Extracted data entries

** start **

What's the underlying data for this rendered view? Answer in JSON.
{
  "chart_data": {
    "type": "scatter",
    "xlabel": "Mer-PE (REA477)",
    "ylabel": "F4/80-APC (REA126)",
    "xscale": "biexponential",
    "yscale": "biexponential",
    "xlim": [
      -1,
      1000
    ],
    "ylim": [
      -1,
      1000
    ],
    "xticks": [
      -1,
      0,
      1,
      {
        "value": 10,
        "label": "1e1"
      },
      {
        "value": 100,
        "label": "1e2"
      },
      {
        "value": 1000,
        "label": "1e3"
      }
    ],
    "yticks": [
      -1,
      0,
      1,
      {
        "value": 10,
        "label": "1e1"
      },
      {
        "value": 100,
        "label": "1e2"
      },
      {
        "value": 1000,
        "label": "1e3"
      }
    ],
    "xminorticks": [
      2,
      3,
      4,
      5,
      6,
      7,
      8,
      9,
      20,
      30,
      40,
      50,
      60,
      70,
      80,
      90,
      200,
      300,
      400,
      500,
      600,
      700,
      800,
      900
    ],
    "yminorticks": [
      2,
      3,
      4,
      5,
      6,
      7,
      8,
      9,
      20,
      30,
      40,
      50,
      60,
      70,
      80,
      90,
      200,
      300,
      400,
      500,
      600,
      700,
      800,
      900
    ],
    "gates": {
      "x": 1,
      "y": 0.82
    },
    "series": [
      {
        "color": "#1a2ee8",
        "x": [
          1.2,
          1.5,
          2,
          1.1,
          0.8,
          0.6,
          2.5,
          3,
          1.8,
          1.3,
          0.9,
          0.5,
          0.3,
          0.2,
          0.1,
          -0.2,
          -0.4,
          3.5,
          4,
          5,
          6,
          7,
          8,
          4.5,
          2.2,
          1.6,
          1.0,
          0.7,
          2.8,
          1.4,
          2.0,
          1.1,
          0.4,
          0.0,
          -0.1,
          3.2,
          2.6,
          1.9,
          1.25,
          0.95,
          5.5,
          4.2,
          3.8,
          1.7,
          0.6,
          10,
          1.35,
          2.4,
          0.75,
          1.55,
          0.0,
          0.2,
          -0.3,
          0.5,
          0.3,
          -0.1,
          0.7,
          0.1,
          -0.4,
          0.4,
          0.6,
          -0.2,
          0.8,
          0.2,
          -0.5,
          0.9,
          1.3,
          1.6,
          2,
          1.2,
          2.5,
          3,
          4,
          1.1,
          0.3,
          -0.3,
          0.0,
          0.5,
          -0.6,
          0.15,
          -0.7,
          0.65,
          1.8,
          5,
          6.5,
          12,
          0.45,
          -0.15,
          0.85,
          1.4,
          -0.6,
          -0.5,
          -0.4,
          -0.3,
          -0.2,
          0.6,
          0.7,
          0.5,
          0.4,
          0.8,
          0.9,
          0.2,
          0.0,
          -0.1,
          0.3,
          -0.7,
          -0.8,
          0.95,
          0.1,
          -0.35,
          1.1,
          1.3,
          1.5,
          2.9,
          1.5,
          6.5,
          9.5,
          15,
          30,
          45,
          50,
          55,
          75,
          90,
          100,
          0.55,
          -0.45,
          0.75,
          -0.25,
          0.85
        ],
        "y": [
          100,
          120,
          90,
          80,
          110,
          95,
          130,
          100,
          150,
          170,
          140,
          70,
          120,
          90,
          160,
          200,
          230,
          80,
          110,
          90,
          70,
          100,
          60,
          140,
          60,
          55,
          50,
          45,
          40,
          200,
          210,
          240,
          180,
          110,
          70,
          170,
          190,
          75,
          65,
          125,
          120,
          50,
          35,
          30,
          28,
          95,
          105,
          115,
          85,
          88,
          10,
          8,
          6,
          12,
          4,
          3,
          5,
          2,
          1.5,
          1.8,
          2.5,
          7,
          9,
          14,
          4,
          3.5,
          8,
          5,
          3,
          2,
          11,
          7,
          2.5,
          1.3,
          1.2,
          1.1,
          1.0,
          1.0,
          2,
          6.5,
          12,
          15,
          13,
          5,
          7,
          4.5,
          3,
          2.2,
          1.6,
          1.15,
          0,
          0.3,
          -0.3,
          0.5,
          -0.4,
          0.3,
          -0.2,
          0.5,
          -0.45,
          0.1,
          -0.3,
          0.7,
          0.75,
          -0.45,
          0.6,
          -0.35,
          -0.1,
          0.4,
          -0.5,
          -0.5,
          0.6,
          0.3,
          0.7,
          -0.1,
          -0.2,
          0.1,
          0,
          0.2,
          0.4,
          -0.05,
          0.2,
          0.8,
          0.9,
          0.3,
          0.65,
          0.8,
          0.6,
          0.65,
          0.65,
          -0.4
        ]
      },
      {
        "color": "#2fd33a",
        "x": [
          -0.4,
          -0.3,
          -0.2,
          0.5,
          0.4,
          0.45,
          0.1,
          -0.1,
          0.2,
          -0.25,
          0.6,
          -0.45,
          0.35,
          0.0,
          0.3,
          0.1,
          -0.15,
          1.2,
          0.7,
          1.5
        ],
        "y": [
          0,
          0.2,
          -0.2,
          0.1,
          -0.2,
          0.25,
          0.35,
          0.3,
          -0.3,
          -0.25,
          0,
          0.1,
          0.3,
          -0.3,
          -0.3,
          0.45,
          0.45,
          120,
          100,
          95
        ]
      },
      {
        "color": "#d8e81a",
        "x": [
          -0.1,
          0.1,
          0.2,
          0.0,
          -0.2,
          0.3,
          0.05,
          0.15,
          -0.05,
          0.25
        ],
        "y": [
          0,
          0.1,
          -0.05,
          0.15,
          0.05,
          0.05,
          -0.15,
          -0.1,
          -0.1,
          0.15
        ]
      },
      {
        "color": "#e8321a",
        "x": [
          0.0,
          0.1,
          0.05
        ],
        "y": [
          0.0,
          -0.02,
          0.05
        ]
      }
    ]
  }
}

** end **

PROBLEM TO SOLVE:
Copy out each line of the data containing the string "biexponential".

TASK RESPONSE:
    "xscale": "biexponential",
    "yscale": "biexponential",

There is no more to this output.